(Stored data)
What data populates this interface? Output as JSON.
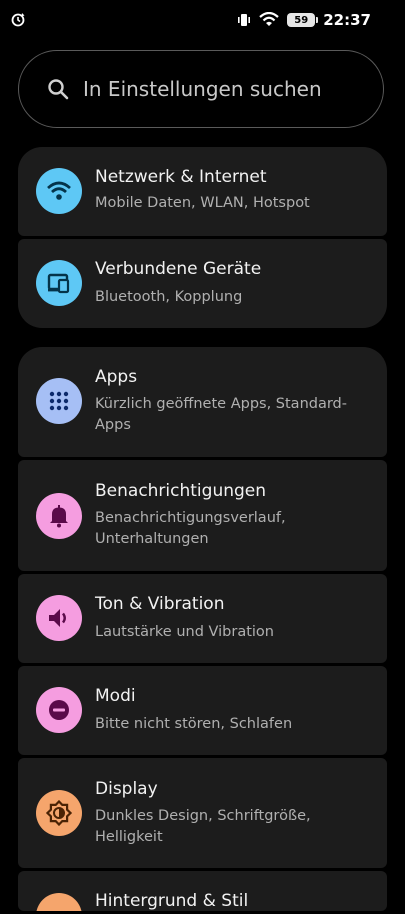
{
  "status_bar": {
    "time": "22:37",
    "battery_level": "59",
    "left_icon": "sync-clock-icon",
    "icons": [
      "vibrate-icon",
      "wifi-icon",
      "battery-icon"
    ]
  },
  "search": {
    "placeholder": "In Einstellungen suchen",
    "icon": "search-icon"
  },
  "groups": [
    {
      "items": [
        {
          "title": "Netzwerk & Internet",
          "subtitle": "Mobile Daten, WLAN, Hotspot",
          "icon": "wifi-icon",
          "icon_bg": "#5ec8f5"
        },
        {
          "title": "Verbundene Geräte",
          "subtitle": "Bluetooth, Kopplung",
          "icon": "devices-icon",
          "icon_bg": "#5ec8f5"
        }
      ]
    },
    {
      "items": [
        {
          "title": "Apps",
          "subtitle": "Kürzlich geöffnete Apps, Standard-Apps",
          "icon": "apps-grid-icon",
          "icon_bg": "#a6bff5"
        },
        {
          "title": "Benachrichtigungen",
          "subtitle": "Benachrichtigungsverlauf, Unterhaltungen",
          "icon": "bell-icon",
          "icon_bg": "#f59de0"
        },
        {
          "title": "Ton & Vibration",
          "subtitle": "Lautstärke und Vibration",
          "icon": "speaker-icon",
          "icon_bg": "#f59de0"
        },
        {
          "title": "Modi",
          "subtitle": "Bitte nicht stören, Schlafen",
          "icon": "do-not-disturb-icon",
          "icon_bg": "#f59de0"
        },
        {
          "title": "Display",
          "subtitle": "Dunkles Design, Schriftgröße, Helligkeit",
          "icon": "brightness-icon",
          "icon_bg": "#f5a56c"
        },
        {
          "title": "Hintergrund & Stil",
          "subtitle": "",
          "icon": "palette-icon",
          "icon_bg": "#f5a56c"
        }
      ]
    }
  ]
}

...

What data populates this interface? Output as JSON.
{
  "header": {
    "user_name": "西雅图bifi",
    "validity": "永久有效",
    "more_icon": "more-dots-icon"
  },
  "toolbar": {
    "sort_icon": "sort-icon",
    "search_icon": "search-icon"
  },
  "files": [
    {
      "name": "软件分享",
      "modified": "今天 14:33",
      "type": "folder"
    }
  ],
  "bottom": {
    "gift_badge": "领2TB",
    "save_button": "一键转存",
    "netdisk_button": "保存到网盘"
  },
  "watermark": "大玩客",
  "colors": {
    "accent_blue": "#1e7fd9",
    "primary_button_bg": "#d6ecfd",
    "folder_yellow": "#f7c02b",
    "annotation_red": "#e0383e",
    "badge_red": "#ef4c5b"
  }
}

● INSTRUCTIONS FOR THE TASK
Tally the lines of the data that hold the string "search". Answer with the number and nothing more.

● WRITTEN RESPONSE
3